▸ WHAT YOU NEED TO DO
Below are entries; copy exactly, and only, the lines from the one containing "Decode this image" through their final line, leaving out pictures.
┌──
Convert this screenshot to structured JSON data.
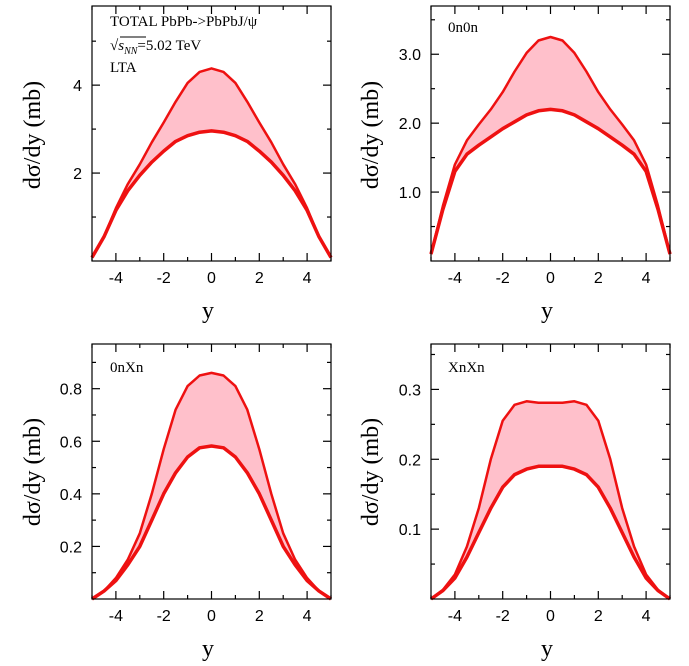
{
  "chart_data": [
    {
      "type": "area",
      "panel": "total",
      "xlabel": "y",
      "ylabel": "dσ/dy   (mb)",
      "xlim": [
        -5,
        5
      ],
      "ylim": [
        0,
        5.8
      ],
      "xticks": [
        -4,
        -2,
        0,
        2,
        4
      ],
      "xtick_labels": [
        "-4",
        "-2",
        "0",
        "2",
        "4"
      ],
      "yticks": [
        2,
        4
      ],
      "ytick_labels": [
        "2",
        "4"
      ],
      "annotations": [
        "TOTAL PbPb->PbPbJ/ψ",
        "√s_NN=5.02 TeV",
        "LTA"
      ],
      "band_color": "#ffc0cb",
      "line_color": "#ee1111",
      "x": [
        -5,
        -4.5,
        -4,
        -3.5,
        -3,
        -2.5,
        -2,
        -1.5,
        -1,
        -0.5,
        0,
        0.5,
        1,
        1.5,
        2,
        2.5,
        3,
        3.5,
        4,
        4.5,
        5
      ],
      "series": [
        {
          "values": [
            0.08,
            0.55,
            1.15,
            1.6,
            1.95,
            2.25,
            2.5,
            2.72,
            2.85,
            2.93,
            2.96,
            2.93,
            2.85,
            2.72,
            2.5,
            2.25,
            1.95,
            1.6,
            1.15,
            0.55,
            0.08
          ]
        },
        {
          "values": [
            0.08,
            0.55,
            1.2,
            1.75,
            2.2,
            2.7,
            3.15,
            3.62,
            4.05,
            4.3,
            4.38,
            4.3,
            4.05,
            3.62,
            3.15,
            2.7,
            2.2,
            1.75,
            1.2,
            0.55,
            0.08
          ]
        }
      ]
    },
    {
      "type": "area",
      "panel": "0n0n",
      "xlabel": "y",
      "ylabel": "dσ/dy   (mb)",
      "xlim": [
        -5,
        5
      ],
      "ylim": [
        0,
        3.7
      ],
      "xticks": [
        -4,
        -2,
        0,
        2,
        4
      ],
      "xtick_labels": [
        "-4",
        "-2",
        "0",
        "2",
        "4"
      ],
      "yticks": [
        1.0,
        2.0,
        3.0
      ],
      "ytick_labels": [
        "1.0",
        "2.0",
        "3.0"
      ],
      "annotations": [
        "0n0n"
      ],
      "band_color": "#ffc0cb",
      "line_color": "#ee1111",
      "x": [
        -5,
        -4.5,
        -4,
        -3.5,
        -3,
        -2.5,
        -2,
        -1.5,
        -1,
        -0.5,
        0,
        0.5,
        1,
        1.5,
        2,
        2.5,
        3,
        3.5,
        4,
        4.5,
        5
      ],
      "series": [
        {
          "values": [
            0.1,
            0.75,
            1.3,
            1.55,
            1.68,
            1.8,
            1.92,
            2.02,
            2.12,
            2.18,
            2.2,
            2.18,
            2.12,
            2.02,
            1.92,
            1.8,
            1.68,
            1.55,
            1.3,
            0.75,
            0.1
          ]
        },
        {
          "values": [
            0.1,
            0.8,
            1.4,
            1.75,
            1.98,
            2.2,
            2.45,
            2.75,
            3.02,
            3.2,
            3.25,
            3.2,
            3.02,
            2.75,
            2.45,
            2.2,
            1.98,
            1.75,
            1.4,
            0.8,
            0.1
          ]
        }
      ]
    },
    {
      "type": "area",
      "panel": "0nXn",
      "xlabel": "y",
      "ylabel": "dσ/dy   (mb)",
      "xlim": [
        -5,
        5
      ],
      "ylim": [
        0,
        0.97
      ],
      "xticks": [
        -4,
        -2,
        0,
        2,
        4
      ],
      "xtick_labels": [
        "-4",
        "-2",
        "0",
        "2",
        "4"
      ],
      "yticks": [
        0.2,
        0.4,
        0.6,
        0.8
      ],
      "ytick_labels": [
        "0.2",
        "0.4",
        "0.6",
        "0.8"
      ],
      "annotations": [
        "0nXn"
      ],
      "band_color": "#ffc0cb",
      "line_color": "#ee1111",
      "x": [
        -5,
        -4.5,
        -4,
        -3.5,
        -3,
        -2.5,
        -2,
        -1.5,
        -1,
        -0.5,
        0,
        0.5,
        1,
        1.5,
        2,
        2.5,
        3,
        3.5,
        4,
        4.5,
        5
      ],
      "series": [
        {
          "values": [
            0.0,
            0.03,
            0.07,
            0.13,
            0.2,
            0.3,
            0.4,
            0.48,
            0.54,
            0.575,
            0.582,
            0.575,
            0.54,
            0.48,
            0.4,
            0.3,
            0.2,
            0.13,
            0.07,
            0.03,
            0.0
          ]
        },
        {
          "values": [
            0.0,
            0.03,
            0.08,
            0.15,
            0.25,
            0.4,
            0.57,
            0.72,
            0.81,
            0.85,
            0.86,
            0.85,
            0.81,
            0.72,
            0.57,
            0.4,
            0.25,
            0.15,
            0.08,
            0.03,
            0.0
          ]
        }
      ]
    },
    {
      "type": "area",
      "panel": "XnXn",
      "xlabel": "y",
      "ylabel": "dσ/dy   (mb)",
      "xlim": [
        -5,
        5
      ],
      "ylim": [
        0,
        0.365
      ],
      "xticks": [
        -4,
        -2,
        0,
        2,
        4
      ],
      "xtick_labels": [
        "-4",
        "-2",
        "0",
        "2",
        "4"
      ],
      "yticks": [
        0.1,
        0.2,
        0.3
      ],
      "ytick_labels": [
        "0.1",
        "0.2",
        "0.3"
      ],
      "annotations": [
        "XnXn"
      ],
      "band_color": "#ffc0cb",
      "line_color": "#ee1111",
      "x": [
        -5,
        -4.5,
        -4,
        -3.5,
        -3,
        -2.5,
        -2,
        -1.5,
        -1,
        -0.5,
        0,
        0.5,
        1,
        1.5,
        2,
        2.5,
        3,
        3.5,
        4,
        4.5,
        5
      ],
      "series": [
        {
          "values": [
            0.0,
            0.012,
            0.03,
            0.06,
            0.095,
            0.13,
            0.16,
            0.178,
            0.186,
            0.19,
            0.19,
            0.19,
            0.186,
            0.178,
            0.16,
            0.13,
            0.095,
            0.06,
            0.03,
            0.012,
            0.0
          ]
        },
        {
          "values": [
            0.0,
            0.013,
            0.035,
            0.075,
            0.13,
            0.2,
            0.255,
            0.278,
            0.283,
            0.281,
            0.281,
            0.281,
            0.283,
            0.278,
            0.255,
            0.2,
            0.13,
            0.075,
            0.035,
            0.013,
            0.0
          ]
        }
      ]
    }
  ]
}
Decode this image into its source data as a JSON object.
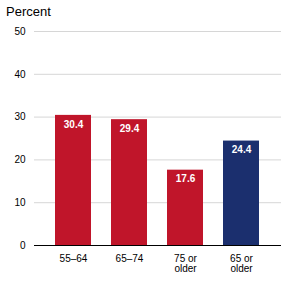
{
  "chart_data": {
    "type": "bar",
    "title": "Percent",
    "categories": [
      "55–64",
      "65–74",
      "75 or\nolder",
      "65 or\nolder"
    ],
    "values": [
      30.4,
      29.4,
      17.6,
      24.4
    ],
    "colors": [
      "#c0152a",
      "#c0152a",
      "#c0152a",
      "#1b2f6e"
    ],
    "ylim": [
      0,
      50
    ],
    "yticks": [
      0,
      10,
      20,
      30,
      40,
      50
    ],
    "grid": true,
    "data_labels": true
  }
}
└──
▸ REPLY
Decode this image into its source data as a JSON object.
{
  "chart_data": {
    "type": "bar",
    "title": "Percent",
    "categories": [
      "55–64",
      "65–74",
      "75 or\nolder",
      "65 or\nolder"
    ],
    "values": [
      30.4,
      29.4,
      17.6,
      24.4
    ],
    "colors": [
      "#c0152a",
      "#c0152a",
      "#c0152a",
      "#1b2f6e"
    ],
    "ylim": [
      0,
      50
    ],
    "yticks": [
      0,
      10,
      20,
      30,
      40,
      50
    ],
    "grid": true,
    "data_labels": true
  }
}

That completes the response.